# Start of RECORDED INFORMATION

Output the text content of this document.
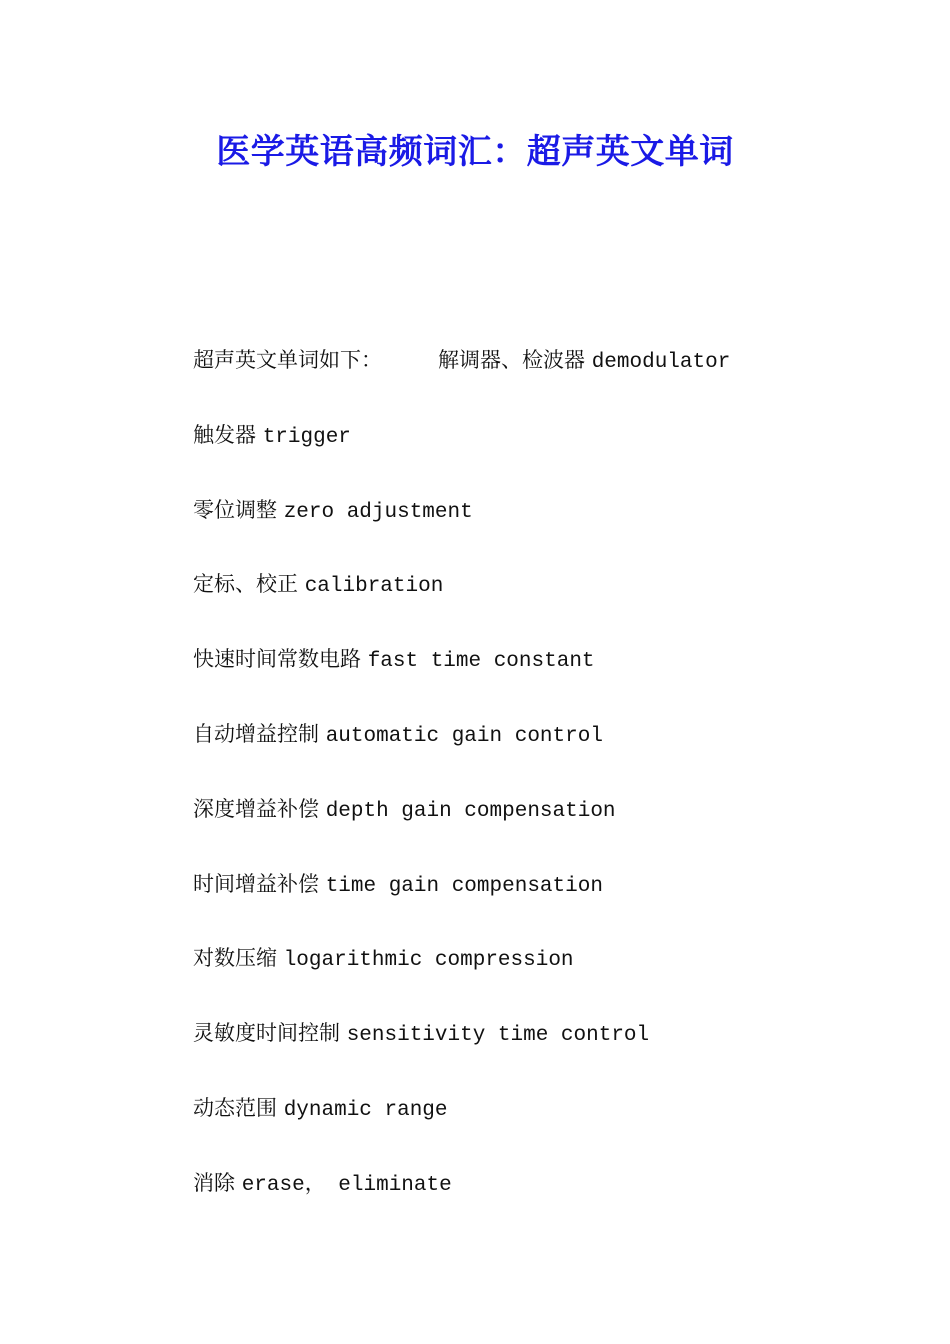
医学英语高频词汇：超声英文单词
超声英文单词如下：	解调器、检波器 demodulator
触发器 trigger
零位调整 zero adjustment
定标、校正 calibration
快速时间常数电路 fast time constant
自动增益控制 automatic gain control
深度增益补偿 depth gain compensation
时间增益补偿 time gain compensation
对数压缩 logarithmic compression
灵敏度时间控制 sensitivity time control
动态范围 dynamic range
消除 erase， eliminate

# End of RECORDED INFORMATION

SET PROBLEM: Return all lines of the material above in which the word "compensation" occurs.

ANSWER FOR THIS EXERCISE:
深度增益补偿 depth gain compensation
时间增益补偿 time gain compensation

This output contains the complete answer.